▶ _INPUT_:
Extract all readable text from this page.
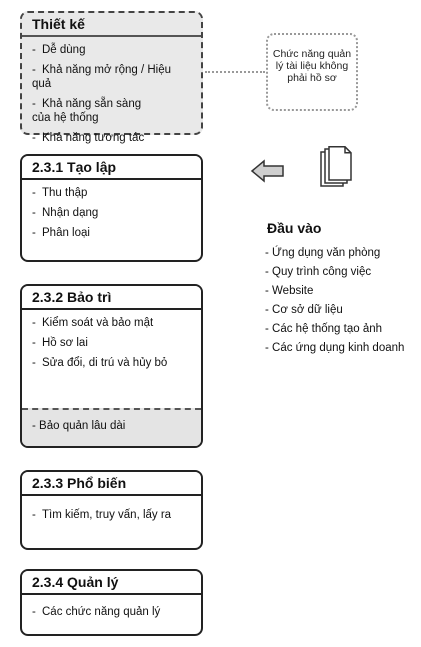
Thiết kế
- Dễ dùng
- Khả năng mở rộng / Hiệu quả
- Khả năng sẵn sàng của hệ thống
- Khả năng tương tác
Chức năng quản lý tài liệu không phải hồ sơ
2.3.1 Tạo lập
- Thu thập
- Nhận dạng
- Phân loại
2.3.2 Bảo trì
- Kiểm soát và bảo mật
- Hồ sơ lai
- Sửa đổi, di trú và hủy bỏ
- Bảo quản lâu dài
2.3.3 Phổ biến
- Tìm kiếm, truy vấn, lấy ra
2.3.4 Quản lý
- Các chức năng quản lý
Đầu vào
- Ứng dụng văn phòng
- Quy trình công việc
- Website
- Cơ sở dữ liệu
- Các hệ thống tạo ảnh
- Các ứng dụng kinh doanh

▶ _PROBLEM_: Quote every line word for word and keep the images out of the copy.

▶ _RESPONSE_:
Extract all readable text from this page.
Thiết kế
- Dễ dùng
- Khả năng mở rộng / Hiệu quả
- Khả năng sẵn sàng của hệ thống
- Khả năng tương tác
Chức năng quản lý tài liệu không phải hồ sơ
2.3.1 Tạo lập
- Thu thập
- Nhận dạng
- Phân loại
2.3.2 Bảo trì
- Kiểm soát và bảo mật
- Hồ sơ lai
- Sửa đổi, di trú và hủy bỏ
- Bảo quản lâu dài
2.3.3 Phổ biến
- Tìm kiếm, truy vấn, lấy ra
2.3.4 Quản lý
- Các chức năng quản lý
Đầu vào
- Ứng dụng văn phòng
- Quy trình công việc
- Website
- Cơ sở dữ liệu
- Các hệ thống tạo ảnh
- Các ứng dụng kinh doanh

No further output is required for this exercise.